What is needed: Each line that holds the word "text" counts once; give the total for the records below and nothing else.

Provided data:
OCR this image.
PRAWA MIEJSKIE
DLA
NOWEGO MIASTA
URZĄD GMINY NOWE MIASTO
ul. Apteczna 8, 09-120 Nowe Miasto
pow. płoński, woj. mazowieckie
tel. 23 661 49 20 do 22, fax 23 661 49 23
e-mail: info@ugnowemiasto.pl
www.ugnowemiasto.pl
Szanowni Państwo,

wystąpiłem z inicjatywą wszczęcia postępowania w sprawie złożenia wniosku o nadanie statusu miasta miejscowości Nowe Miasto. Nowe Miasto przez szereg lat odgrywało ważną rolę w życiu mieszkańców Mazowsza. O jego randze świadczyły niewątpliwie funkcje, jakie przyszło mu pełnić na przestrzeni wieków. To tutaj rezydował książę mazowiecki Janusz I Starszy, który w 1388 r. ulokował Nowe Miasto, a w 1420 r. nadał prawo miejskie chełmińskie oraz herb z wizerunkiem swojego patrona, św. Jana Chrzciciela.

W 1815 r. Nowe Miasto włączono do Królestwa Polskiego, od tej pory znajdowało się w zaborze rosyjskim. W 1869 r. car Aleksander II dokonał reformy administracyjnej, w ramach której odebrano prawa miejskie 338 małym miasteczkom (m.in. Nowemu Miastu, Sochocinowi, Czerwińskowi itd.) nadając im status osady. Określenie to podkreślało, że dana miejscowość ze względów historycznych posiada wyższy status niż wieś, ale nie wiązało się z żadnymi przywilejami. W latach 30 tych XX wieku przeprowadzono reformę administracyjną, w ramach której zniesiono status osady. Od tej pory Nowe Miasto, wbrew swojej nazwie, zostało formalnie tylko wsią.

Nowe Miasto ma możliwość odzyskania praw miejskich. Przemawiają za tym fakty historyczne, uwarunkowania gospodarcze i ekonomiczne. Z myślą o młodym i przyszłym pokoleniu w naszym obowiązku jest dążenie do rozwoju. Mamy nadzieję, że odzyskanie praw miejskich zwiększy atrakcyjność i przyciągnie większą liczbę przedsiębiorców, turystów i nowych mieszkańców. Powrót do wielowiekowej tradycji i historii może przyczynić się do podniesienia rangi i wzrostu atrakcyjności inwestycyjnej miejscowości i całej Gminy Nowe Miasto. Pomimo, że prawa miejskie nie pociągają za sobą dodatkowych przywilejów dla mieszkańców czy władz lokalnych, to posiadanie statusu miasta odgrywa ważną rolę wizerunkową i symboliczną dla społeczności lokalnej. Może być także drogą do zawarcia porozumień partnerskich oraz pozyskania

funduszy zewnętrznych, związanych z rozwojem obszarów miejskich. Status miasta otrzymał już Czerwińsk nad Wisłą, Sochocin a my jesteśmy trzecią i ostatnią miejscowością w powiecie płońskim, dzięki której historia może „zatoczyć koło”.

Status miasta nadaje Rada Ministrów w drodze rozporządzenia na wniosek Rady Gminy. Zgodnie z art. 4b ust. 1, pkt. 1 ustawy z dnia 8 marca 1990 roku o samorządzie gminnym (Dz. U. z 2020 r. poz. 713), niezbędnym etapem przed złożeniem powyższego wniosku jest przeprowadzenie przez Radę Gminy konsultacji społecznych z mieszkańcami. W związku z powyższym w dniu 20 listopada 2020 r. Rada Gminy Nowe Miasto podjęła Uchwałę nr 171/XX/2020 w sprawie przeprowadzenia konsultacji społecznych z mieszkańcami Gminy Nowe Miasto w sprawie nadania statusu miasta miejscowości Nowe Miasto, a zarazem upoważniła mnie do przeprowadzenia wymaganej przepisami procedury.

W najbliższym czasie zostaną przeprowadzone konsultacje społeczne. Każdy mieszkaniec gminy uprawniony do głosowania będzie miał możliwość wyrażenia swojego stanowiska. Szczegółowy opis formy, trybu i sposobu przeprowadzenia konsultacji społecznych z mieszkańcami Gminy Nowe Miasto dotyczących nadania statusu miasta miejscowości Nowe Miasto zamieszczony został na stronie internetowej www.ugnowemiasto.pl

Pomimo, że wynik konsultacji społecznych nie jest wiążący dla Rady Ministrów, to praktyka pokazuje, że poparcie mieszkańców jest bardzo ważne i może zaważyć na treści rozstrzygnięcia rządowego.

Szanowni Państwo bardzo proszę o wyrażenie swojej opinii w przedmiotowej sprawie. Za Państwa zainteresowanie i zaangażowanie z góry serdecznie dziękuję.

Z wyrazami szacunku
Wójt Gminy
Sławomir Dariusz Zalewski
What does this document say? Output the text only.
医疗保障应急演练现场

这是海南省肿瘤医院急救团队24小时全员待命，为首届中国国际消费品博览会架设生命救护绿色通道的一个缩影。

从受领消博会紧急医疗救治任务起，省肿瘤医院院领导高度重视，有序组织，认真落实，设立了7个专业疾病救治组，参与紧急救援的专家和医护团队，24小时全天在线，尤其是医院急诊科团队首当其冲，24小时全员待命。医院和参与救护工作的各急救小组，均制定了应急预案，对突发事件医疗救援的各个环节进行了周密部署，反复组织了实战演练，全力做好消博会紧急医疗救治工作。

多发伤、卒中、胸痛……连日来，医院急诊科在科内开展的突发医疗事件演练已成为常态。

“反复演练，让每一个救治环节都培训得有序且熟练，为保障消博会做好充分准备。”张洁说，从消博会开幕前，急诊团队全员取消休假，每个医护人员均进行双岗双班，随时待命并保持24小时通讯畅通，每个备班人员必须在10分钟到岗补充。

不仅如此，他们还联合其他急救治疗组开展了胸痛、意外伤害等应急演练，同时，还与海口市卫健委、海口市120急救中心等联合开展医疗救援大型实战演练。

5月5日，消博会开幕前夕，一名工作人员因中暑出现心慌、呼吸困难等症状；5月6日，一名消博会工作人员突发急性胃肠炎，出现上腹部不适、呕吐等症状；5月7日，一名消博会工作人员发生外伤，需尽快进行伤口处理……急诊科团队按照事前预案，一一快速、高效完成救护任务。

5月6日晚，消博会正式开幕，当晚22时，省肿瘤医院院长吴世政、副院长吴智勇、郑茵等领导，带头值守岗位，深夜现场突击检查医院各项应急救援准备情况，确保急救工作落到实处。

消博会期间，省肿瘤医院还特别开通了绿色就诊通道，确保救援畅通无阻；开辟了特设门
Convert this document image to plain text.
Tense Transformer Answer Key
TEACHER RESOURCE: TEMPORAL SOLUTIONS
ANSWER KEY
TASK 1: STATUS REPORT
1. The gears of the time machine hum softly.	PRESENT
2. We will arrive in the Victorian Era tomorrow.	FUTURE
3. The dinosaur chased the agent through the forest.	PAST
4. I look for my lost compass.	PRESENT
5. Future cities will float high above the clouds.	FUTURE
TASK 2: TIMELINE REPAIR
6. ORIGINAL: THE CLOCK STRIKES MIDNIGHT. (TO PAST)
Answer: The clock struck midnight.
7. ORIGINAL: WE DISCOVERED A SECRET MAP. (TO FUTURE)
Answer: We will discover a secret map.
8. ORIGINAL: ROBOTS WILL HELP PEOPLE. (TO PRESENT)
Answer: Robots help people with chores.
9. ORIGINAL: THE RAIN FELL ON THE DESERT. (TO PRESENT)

Worked answer: 2